TASK DIRECTIONS:
Tell how many lines include the string "title". Answer with a single number.

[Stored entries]
▼▼▼
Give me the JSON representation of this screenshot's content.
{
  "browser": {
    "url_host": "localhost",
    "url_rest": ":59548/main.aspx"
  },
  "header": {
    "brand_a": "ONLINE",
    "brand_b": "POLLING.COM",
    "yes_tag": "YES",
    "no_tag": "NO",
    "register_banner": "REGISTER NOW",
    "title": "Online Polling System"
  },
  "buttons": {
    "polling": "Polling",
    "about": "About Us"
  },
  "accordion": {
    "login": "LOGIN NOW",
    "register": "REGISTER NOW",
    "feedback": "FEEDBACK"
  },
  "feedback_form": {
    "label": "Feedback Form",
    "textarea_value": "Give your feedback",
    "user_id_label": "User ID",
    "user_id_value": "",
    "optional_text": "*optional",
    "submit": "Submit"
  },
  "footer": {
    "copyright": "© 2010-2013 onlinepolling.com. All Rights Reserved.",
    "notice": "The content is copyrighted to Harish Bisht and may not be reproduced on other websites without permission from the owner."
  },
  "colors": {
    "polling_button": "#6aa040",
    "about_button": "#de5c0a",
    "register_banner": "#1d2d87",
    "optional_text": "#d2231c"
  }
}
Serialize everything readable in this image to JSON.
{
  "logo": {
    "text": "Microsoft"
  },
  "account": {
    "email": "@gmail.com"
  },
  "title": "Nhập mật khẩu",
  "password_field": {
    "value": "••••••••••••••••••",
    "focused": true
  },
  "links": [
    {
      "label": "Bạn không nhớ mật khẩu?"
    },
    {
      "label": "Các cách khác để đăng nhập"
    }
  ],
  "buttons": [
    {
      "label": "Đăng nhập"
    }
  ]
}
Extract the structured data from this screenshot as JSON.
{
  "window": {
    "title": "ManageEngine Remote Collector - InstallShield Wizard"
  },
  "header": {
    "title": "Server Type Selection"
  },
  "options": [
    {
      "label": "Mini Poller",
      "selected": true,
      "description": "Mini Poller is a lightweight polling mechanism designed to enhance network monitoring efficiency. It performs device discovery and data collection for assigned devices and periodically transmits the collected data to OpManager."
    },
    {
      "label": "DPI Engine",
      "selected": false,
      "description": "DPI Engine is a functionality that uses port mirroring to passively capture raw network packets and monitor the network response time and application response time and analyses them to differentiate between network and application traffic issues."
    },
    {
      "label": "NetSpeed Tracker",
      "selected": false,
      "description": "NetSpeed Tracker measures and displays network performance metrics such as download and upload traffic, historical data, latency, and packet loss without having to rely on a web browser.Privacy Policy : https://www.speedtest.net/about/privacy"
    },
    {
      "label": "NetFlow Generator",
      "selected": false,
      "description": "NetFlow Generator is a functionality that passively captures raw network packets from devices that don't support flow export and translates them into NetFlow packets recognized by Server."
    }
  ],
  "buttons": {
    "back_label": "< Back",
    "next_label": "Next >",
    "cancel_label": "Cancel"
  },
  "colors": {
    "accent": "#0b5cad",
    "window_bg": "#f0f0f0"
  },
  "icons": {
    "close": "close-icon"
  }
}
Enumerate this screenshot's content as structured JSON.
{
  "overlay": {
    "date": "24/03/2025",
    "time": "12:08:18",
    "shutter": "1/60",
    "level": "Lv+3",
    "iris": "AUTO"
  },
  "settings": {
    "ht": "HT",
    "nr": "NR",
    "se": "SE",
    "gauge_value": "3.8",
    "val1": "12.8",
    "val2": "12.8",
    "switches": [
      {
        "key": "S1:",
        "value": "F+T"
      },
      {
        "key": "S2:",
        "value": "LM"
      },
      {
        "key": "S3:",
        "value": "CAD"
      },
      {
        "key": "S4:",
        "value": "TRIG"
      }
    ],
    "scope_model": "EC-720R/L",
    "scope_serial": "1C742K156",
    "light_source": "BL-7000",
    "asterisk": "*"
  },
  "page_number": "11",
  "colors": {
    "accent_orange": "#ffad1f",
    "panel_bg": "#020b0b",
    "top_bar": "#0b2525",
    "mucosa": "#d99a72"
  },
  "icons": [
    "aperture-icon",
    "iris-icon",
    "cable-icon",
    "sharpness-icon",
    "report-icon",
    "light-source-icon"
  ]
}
▲▲▲
SOLUTION TO THIS TASK:
4